» DATA SECTION:
◆ ◆ ◆ ◆

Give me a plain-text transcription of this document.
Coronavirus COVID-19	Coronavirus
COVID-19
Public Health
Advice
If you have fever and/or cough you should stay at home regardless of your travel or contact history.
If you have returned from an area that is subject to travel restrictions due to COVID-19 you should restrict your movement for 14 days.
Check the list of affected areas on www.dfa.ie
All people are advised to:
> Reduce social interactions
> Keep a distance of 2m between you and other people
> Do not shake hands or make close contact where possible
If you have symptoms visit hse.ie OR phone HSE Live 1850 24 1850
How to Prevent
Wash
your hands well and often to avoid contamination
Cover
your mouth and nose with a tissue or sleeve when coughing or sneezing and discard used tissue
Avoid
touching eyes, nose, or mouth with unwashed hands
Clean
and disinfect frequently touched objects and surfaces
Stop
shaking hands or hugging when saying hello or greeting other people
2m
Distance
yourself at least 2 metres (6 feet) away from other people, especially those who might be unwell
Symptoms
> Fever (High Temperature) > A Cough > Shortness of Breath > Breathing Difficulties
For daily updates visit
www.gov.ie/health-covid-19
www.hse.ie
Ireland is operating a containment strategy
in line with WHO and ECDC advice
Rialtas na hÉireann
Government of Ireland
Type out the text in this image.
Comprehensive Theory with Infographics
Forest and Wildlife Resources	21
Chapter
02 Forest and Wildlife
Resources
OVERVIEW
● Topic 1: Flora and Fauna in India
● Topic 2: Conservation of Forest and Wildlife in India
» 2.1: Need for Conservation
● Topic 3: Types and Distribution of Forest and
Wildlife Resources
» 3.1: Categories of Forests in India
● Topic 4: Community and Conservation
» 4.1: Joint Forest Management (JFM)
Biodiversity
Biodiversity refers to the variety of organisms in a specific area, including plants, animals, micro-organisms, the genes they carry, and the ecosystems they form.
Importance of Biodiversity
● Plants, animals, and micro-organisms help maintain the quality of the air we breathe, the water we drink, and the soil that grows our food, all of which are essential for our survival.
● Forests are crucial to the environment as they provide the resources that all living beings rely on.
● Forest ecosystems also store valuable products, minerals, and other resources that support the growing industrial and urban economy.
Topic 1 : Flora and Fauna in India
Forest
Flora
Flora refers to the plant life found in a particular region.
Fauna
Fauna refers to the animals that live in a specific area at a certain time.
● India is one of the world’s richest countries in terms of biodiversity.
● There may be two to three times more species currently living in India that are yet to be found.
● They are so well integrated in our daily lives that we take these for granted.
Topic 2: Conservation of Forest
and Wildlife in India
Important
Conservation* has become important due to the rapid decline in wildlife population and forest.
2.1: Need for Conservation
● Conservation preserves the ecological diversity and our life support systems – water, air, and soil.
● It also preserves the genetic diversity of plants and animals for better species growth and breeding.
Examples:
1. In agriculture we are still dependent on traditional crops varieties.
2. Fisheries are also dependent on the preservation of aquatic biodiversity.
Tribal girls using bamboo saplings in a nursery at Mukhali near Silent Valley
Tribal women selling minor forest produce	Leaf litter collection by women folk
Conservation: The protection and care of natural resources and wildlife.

◆ ◆ ◆ ◆

» WHAT YOU SHOULD DO:
Only the number is required: state how many lines of the entries hold the word "India".

» TASK RESULT:
7